_Brief_
Please give the listing again in its entirety, exactly as written.
- - - - - - -
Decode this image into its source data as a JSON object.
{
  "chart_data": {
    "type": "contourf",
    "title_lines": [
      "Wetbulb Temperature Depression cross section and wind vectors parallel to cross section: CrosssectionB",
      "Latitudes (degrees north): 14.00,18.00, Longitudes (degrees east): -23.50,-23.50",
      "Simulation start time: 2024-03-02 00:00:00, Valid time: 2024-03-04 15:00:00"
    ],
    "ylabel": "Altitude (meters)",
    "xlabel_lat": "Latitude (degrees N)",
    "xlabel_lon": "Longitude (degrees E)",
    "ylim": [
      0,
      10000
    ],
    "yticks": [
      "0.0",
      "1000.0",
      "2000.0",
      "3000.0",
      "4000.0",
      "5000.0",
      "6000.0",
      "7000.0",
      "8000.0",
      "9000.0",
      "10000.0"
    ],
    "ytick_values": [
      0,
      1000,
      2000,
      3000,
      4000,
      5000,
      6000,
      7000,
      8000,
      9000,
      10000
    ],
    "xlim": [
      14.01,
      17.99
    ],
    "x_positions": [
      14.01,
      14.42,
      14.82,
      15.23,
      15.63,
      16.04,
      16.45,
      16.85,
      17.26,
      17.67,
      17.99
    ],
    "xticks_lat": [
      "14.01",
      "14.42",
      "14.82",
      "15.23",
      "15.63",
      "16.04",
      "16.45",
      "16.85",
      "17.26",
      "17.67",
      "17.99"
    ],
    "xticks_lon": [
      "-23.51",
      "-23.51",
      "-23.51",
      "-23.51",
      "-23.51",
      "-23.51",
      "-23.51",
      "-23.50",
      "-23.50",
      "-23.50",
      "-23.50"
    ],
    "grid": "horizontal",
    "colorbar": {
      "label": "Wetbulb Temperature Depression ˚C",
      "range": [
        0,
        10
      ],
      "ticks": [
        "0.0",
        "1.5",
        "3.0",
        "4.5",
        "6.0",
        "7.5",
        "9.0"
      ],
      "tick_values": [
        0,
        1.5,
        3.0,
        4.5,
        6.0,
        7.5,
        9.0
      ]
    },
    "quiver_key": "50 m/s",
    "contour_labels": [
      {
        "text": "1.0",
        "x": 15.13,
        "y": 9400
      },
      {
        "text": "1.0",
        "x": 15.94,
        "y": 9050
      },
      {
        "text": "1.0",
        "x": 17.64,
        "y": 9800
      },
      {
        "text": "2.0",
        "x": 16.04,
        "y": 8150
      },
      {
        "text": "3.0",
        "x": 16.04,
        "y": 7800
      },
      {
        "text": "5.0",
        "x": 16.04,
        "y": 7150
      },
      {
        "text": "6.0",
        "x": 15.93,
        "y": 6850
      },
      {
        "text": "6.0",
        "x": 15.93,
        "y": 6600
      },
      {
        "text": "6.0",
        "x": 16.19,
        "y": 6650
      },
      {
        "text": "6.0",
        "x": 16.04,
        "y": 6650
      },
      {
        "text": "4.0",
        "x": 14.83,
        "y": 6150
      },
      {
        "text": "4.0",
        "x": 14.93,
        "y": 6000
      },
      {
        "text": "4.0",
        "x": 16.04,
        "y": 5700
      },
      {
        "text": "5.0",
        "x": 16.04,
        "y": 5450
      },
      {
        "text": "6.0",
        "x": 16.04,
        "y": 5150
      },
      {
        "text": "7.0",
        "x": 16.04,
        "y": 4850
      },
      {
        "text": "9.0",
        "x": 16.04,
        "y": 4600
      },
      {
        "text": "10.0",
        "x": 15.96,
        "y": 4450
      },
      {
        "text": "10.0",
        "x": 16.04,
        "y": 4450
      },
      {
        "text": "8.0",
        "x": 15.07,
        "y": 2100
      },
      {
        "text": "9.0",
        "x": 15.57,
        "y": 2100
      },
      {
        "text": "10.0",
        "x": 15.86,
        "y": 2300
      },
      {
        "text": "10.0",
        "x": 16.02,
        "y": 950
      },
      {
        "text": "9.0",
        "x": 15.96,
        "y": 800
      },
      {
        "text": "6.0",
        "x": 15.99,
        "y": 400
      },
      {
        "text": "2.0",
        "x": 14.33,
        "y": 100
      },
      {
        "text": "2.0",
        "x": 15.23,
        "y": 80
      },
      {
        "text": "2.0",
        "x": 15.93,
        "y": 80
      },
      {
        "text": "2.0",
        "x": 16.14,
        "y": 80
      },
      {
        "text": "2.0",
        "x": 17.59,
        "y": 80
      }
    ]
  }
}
- - - - - - -
_Full answer_
Decode this image into its source data as a JSON object.
{
  "chart_data": {
    "type": "contourf",
    "title_lines": [
      "Wetbulb Temperature Depression cross section and wind vectors parallel to cross section: CrosssectionB",
      "Latitudes (degrees north): 14.00,18.00, Longitudes (degrees east): -23.50,-23.50",
      "Simulation start time: 2024-03-02 00:00:00, Valid time: 2024-03-04 15:00:00"
    ],
    "ylabel": "Altitude (meters)",
    "xlabel_lat": "Latitude (degrees N)",
    "xlabel_lon": "Longitude (degrees E)",
    "ylim": [
      0,
      10000
    ],
    "yticks": [
      "0.0",
      "1000.0",
      "2000.0",
      "3000.0",
      "4000.0",
      "5000.0",
      "6000.0",
      "7000.0",
      "8000.0",
      "9000.0",
      "10000.0"
    ],
    "ytick_values": [
      0,
      1000,
      2000,
      3000,
      4000,
      5000,
      6000,
      7000,
      8000,
      9000,
      10000
    ],
    "xlim": [
      14.01,
      17.99
    ],
    "x_positions": [
      14.01,
      14.42,
      14.82,
      15.23,
      15.63,
      16.04,
      16.45,
      16.85,
      17.26,
      17.67,
      17.99
    ],
    "xticks_lat": [
      "14.01",
      "14.42",
      "14.82",
      "15.23",
      "15.63",
      "16.04",
      "16.45",
      "16.85",
      "17.26",
      "17.67",
      "17.99"
    ],
    "xticks_lon": [
      "-23.51",
      "-23.51",
      "-23.51",
      "-23.51",
      "-23.51",
      "-23.51",
      "-23.51",
      "-23.50",
      "-23.50",
      "-23.50",
      "-23.50"
    ],
    "grid": "horizontal",
    "colorbar": {
      "label": "Wetbulb Temperature Depression ˚C",
      "range": [
        0,
        10
      ],
      "ticks": [
        "0.0",
        "1.5",
        "3.0",
        "4.5",
        "6.0",
        "7.5",
        "9.0"
      ],
      "tick_values": [
        0,
        1.5,
        3.0,
        4.5,
        6.0,
        7.5,
        9.0
      ]
    },
    "quiver_key": "50 m/s",
    "contour_labels": [
      {
        "text": "1.0",
        "x": 15.13,
        "y": 9400
      },
      {
        "text": "1.0",
        "x": 15.94,
        "y": 9050
      },
      {
        "text": "1.0",
        "x": 17.64,
        "y": 9800
      },
      {
        "text": "2.0",
        "x": 16.04,
        "y": 8150
      },
      {
        "text": "3.0",
        "x": 16.04,
        "y": 7800
      },
      {
        "text": "5.0",
        "x": 16.04,
        "y": 7150
      },
      {
        "text": "6.0",
        "x": 15.93,
        "y": 6850
      },
      {
        "text": "6.0",
        "x": 15.93,
        "y": 6600
      },
      {
        "text": "6.0",
        "x": 16.19,
        "y": 6650
      },
      {
        "text": "6.0",
        "x": 16.04,
        "y": 6650
      },
      {
        "text": "4.0",
        "x": 14.83,
        "y": 6150
      },
      {
        "text": "4.0",
        "x": 14.93,
        "y": 6000
      },
      {
        "text": "4.0",
        "x": 16.04,
        "y": 5700
      },
      {
        "text": "5.0",
        "x": 16.04,
        "y": 5450
      },
      {
        "text": "6.0",
        "x": 16.04,
        "y": 5150
      },
      {
        "text": "7.0",
        "x": 16.04,
        "y": 4850
      },
      {
        "text": "9.0",
        "x": 16.04,
        "y": 4600
      },
      {
        "text": "10.0",
        "x": 15.96,
        "y": 4450
      },
      {
        "text": "10.0",
        "x": 16.04,
        "y": 4450
      },
      {
        "text": "8.0",
        "x": 15.07,
        "y": 2100
      },
      {
        "text": "9.0",
        "x": 15.57,
        "y": 2100
      },
      {
        "text": "10.0",
        "x": 15.86,
        "y": 2300
      },
      {
        "text": "10.0",
        "x": 16.02,
        "y": 950
      },
      {
        "text": "9.0",
        "x": 15.96,
        "y": 800
      },
      {
        "text": "6.0",
        "x": 15.99,
        "y": 400
      },
      {
        "text": "2.0",
        "x": 14.33,
        "y": 100
      },
      {
        "text": "2.0",
        "x": 15.23,
        "y": 80
      },
      {
        "text": "2.0",
        "x": 15.93,
        "y": 80
      },
      {
        "text": "2.0",
        "x": 16.14,
        "y": 80
      },
      {
        "text": "2.0",
        "x": 17.59,
        "y": 80
      }
    ]
  }
}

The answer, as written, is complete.